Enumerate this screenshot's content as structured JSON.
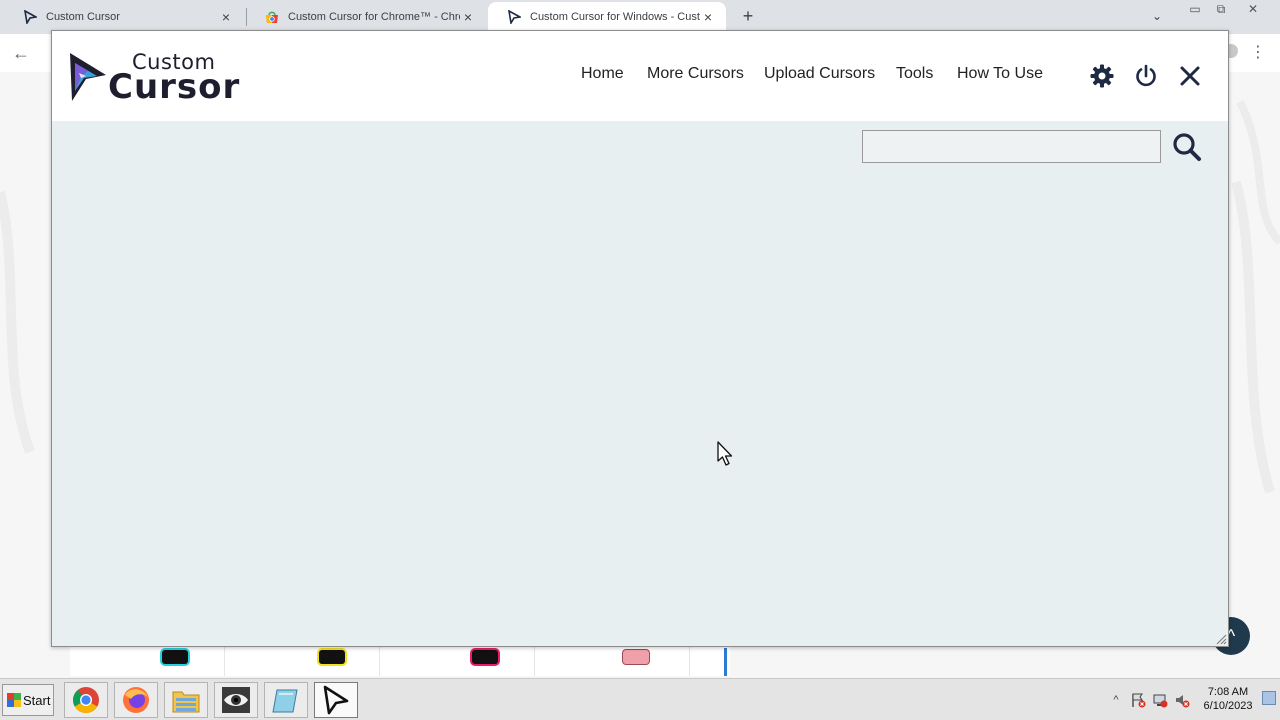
{
  "browser": {
    "tabs": [
      {
        "label": "Custom Cursor",
        "close": "×"
      },
      {
        "label": "Custom Cursor for Chrome™ - Chro",
        "close": "×"
      },
      {
        "label": "Custom Cursor for Windows - Custo",
        "close": "×"
      }
    ],
    "new_tab": "+",
    "back": "←",
    "menu": "⋮",
    "window_controls": {
      "minimize": "▭",
      "restore": "⧉",
      "close": "✕"
    },
    "tab_search": "⌄"
  },
  "popup": {
    "logo": {
      "line1": "Custom",
      "line2": "Cursor"
    },
    "nav": [
      "Home",
      "More Cursors",
      "Upload Cursors",
      "Tools",
      "How To Use"
    ],
    "icons": [
      "gear-icon",
      "power-icon",
      "close-icon"
    ],
    "search": {
      "value": "",
      "placeholder": ""
    }
  },
  "page": {
    "scroll_top": "^"
  },
  "taskbar": {
    "start_label": "Start",
    "apps": [
      "chrome-icon",
      "firefox-icon",
      "file-manager-icon",
      "eye-icon",
      "notepad-icon",
      "custom-cursor-icon"
    ],
    "tray_arrow": "^",
    "clock": {
      "time": "7:08 AM",
      "date": "6/10/2023"
    }
  },
  "colors": {
    "popup_bg": "#e8eff1",
    "header_bg": "#ffffff",
    "icon_color": "#1e2a44",
    "logo_accent_1": "#7b5cd6",
    "logo_accent_2": "#3aa0d8"
  }
}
= = = = = = =
[WHAT YOU NEED TO DO]: Your copy should repeat each entry above exactly but contain no pictures.

[SOLUTION]:
Enumerate this screenshot's content as structured JSON.
{
  "browser": {
    "tabs": [
      {
        "label": "Custom Cursor",
        "close": "×"
      },
      {
        "label": "Custom Cursor for Chrome™ - Chro",
        "close": "×"
      },
      {
        "label": "Custom Cursor for Windows - Custo",
        "close": "×"
      }
    ],
    "new_tab": "+",
    "back": "←",
    "menu": "⋮",
    "window_controls": {
      "minimize": "▭",
      "restore": "⧉",
      "close": "✕"
    },
    "tab_search": "⌄"
  },
  "popup": {
    "logo": {
      "line1": "Custom",
      "line2": "Cursor"
    },
    "nav": [
      "Home",
      "More Cursors",
      "Upload Cursors",
      "Tools",
      "How To Use"
    ],
    "icons": [
      "gear-icon",
      "power-icon",
      "close-icon"
    ],
    "search": {
      "value": "",
      "placeholder": ""
    }
  },
  "page": {
    "scroll_top": "^"
  },
  "taskbar": {
    "start_label": "Start",
    "apps": [
      "chrome-icon",
      "firefox-icon",
      "file-manager-icon",
      "eye-icon",
      "notepad-icon",
      "custom-cursor-icon"
    ],
    "tray_arrow": "^",
    "clock": {
      "time": "7:08 AM",
      "date": "6/10/2023"
    }
  },
  "colors": {
    "popup_bg": "#e8eff1",
    "header_bg": "#ffffff",
    "icon_color": "#1e2a44",
    "logo_accent_1": "#7b5cd6",
    "logo_accent_2": "#3aa0d8"
  }
}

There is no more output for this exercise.